Given problem -
Set down each entry exactly as given; pictures should not appear in the copy.

━━━ Listed records

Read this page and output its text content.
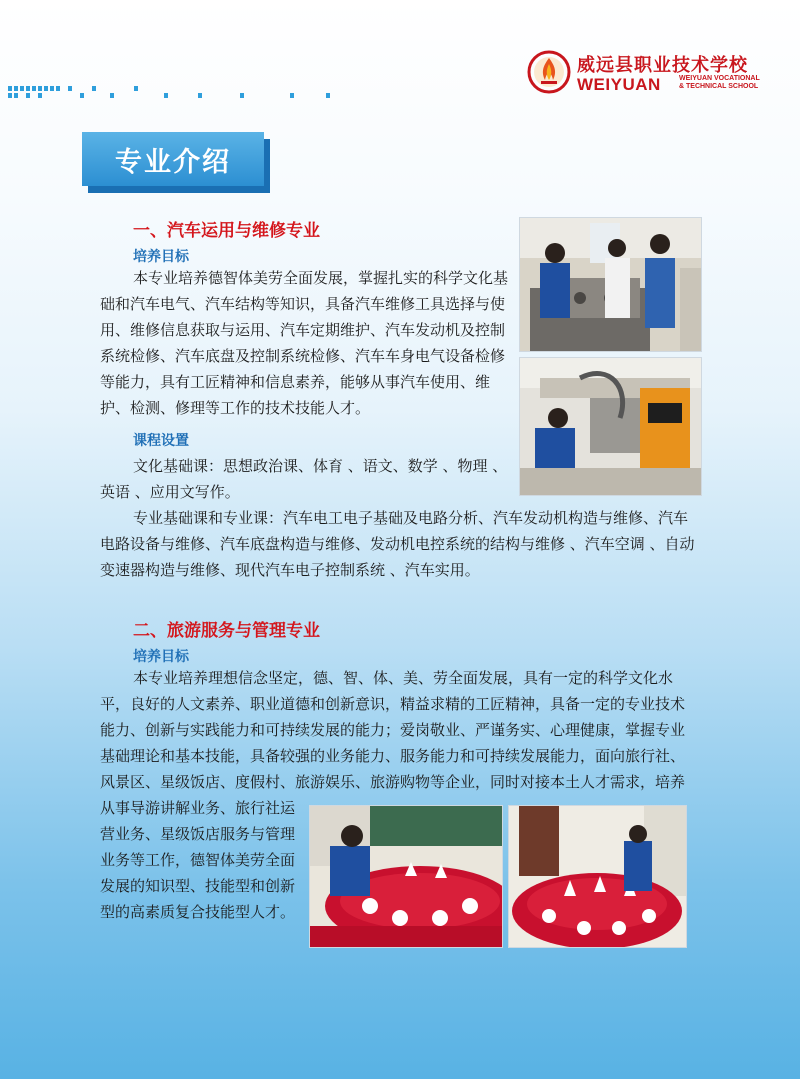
威远县职业技术学校
WEIYUAN	WEIYUAN VOCATIONAL
& TECHNICAL SCHOOL
专业介绍
一、汽车运用与维修专业
培养目标
本专业培养德智体美劳全面发展，掌握扎实的科学文化基
础和汽车电气、汽车结构等知识，具备汽车维修工具选择与使
用、维修信息获取与运用、汽车定期维护、汽车发动机及控制
系统检修、汽车底盘及控制系统检修、汽车车身电气设备检修
等能力，具有工匠精神和信息素养，能够从事汽车使用、维
护、检测、修理等工作的技术技能人才。
课程设置
文化基础课：思想政治课、体育 、语文、数学 、物理 、
英语 、应用文写作。
专业基础课和专业课：汽车电工电子基础及电路分析、汽车发动机构造与维修、汽车
电路设备与维修、汽车底盘构造与维修、发动机电控系统的结构与维修 、汽车空调 、自动
变速器构造与维修、现代汽车电子控制系统 、汽车实用。
二、旅游服务与管理专业
培养目标
本专业培养理想信念坚定，德、智、体、美、劳全面发展，具有一定的科学文化水
平，良好的人文素养、职业道德和创新意识，精益求精的工匠精神，具备一定的专业技术
能力、创新与实践能力和可持续发展的能力；爱岗敬业、严谨务实、心理健康，掌握专业
基础理论和基本技能，具备较强的业务能力、服务能力和可持续发展能力，面向旅行社、
风景区、星级饭店、度假村、旅游娱乐、旅游购物等企业，同时对接本土人才需求，培养
从事导游讲解业务、旅行社运
营业务、星级饭店服务与管理
业务等工作，德智体美劳全面
发展的知识型、技能型和创新
型的高素质复合技能型人才。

━━━━━━

Response to the exercise -
Read this page and output its text content.
威远县职业技术学校
WEIYUAN	WEIYUAN VOCATIONAL
& TECHNICAL SCHOOL
专业介绍
一、汽车运用与维修专业
培养目标
本专业培养德智体美劳全面发展，掌握扎实的科学文化基
础和汽车电气、汽车结构等知识，具备汽车维修工具选择与使
用、维修信息获取与运用、汽车定期维护、汽车发动机及控制
系统检修、汽车底盘及控制系统检修、汽车车身电气设备检修
等能力，具有工匠精神和信息素养，能够从事汽车使用、维
护、检测、修理等工作的技术技能人才。
课程设置
文化基础课：思想政治课、体育 、语文、数学 、物理 、
英语 、应用文写作。
专业基础课和专业课：汽车电工电子基础及电路分析、汽车发动机构造与维修、汽车
电路设备与维修、汽车底盘构造与维修、发动机电控系统的结构与维修 、汽车空调 、自动
变速器构造与维修、现代汽车电子控制系统 、汽车实用。
二、旅游服务与管理专业
培养目标
本专业培养理想信念坚定，德、智、体、美、劳全面发展，具有一定的科学文化水
平，良好的人文素养、职业道德和创新意识，精益求精的工匠精神，具备一定的专业技术
能力、创新与实践能力和可持续发展的能力；爱岗敬业、严谨务实、心理健康，掌握专业
基础理论和基本技能，具备较强的业务能力、服务能力和可持续发展能力，面向旅行社、
风景区、星级饭店、度假村、旅游娱乐、旅游购物等企业，同时对接本土人才需求，培养
从事导游讲解业务、旅行社运
营业务、星级饭店服务与管理
业务等工作，德智体美劳全面
发展的知识型、技能型和创新
型的高素质复合技能型人才。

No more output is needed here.